— START —
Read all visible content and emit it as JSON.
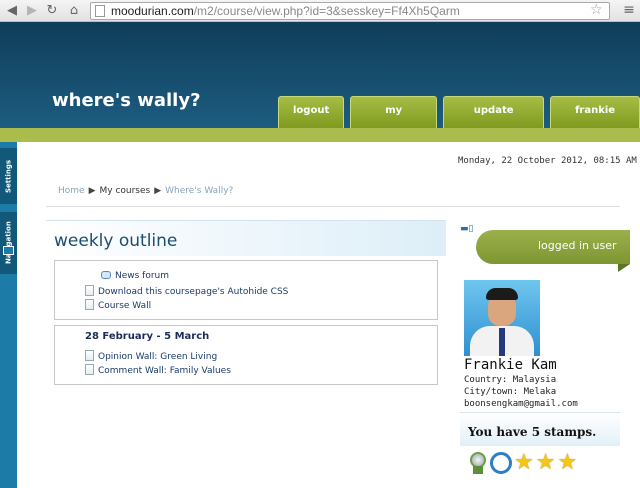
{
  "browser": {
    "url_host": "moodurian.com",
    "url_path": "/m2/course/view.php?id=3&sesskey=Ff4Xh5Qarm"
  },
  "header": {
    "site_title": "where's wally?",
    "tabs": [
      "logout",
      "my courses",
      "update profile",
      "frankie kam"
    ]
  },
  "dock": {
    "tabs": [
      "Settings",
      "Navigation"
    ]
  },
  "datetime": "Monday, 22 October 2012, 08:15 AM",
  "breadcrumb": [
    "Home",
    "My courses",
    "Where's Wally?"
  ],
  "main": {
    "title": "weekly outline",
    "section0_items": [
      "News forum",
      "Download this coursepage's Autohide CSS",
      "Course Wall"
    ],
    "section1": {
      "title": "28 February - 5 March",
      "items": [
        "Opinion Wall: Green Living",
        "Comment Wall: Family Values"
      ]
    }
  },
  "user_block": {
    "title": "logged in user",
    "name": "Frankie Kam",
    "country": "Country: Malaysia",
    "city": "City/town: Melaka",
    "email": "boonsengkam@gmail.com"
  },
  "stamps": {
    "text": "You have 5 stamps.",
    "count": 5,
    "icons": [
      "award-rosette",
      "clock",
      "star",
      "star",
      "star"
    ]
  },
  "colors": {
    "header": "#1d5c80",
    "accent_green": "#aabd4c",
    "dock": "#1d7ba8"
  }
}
— END —
— START —
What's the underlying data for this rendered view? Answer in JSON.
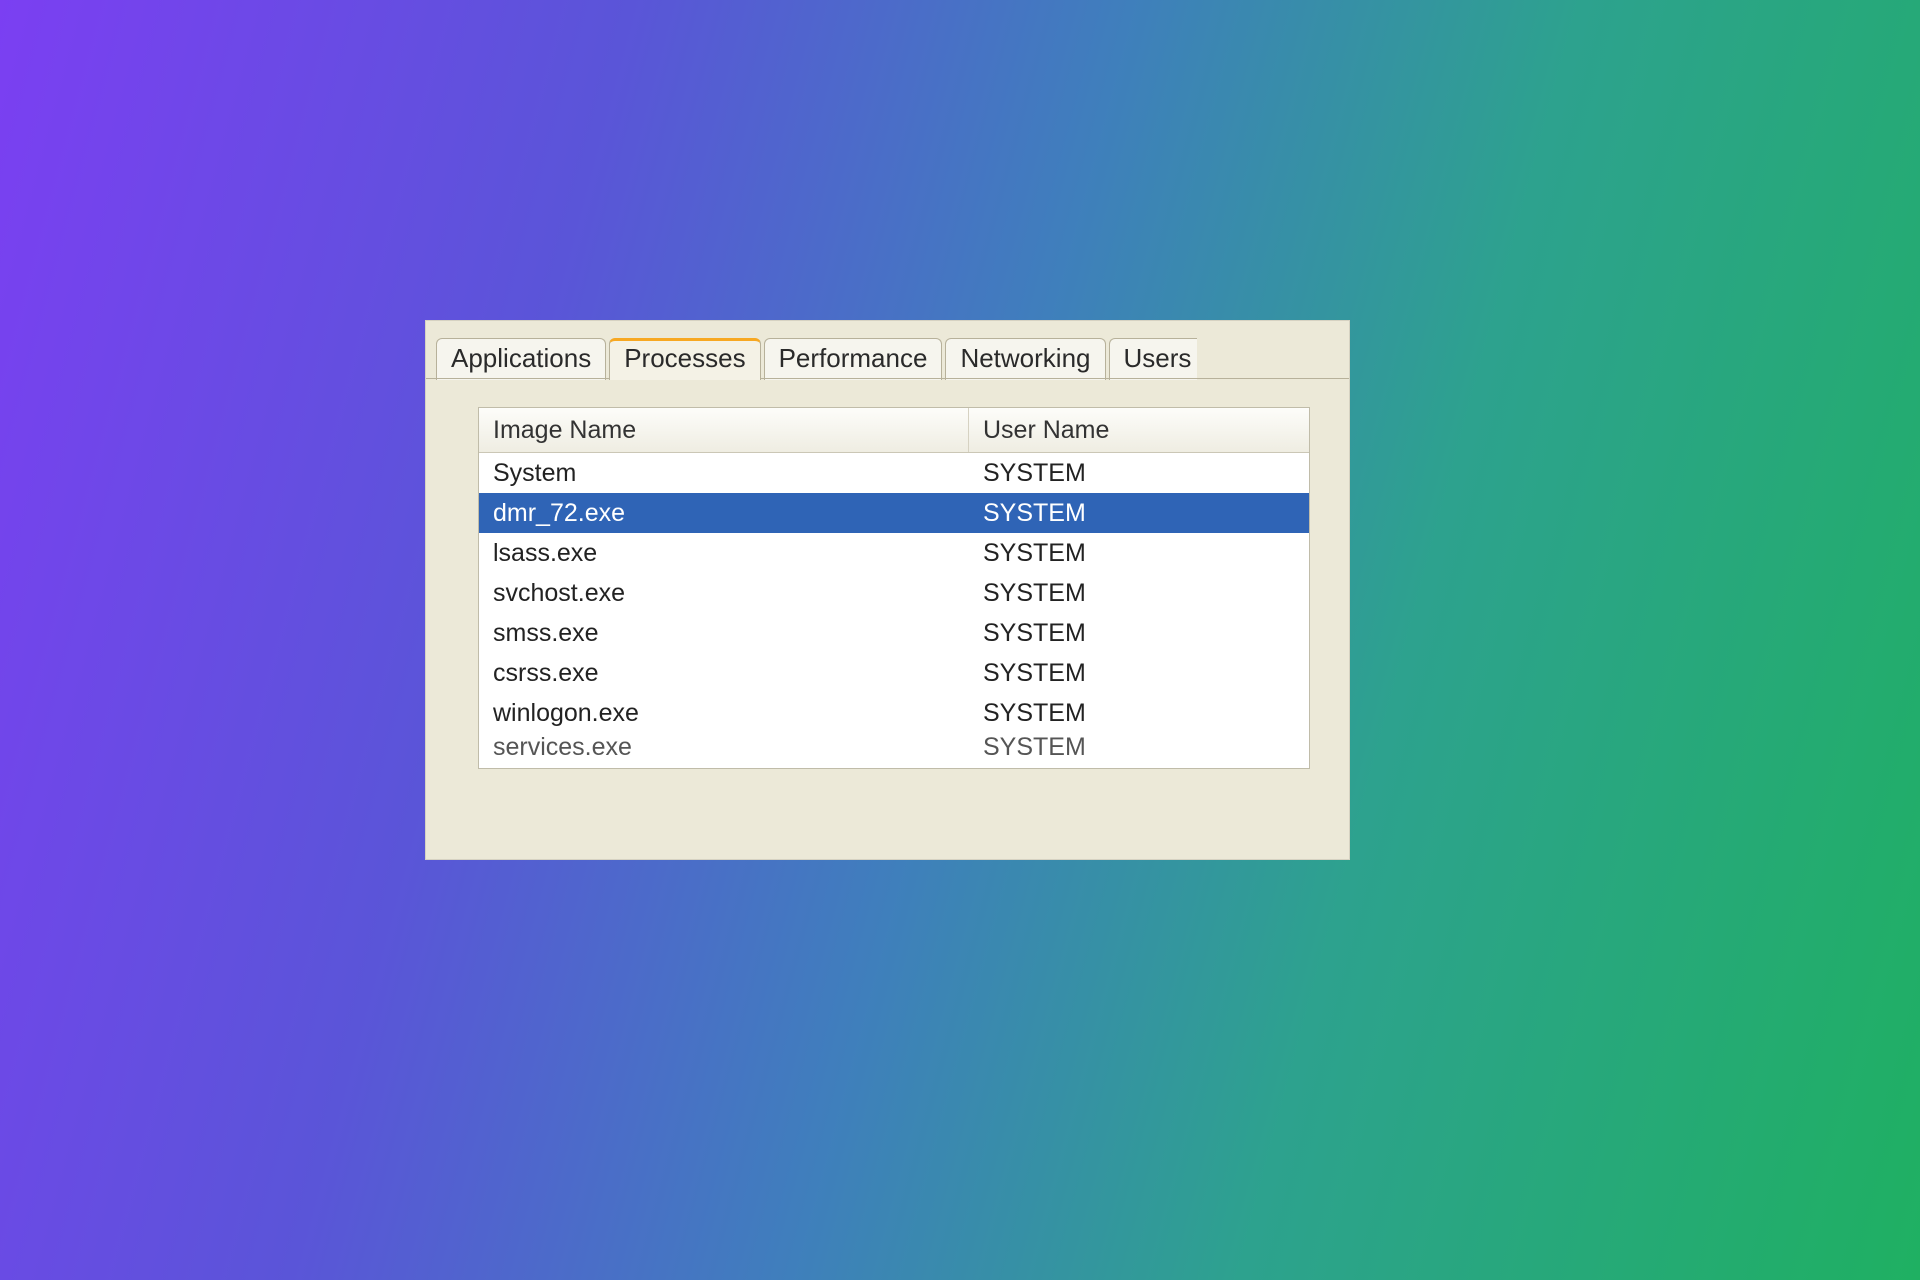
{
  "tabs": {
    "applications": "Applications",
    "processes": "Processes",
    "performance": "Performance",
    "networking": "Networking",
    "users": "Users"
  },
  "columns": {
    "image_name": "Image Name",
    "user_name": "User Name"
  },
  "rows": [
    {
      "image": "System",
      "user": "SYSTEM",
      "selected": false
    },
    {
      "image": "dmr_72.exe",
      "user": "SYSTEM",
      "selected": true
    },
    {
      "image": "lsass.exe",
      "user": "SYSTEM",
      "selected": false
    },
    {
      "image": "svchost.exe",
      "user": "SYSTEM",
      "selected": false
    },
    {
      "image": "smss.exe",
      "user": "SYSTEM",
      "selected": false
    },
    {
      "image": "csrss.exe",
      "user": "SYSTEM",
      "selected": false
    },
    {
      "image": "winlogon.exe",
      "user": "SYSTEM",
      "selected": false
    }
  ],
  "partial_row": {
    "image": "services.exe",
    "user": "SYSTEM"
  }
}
— END —
— START —
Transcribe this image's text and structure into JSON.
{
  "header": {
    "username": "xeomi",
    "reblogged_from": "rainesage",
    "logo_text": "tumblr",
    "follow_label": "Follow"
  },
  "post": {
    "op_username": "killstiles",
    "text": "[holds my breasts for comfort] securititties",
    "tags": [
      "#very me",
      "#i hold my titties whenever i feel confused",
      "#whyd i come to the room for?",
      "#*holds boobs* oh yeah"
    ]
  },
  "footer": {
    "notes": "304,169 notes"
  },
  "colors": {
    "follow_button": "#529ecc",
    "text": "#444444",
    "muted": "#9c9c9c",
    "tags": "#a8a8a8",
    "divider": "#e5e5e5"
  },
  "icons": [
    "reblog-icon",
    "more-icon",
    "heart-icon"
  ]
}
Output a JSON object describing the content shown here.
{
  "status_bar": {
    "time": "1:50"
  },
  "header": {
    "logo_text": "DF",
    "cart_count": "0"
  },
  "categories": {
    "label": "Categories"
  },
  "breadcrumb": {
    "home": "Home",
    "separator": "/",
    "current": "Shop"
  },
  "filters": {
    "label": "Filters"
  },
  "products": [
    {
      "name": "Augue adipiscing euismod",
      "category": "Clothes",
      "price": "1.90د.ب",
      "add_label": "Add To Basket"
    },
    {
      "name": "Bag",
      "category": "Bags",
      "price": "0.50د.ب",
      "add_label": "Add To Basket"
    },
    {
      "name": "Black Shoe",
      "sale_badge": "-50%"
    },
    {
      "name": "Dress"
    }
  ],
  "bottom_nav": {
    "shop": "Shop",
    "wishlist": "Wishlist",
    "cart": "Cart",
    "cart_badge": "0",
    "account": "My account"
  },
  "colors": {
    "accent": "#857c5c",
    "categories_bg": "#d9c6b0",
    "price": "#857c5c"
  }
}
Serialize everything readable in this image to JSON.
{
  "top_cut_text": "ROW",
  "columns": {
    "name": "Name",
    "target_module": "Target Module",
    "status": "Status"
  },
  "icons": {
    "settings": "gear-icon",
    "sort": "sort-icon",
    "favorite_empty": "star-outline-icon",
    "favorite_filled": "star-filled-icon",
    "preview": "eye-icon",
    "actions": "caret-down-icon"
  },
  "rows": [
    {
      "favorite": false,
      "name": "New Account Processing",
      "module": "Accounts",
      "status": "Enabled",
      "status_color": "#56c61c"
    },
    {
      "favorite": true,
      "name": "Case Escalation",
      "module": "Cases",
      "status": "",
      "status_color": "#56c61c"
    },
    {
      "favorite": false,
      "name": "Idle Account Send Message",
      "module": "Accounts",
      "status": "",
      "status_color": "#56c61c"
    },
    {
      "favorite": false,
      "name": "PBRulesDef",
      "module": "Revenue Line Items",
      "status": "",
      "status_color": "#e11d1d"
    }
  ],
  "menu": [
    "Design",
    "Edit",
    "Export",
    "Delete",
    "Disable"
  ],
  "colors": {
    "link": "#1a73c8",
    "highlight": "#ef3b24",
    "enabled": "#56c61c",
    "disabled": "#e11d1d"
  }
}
— END —
_Exercise_:
Check each line above for "JSON" and return the ones that have it.

_Expected answer_:
Read all visible content and emit it as JSON.
What's the underlying data for this rendered view? Answer in JSON.
Transcribe this image's text and structure into JSON.
Output a JSON object describing the content shown here.
Serialize everything readable in this image to JSON.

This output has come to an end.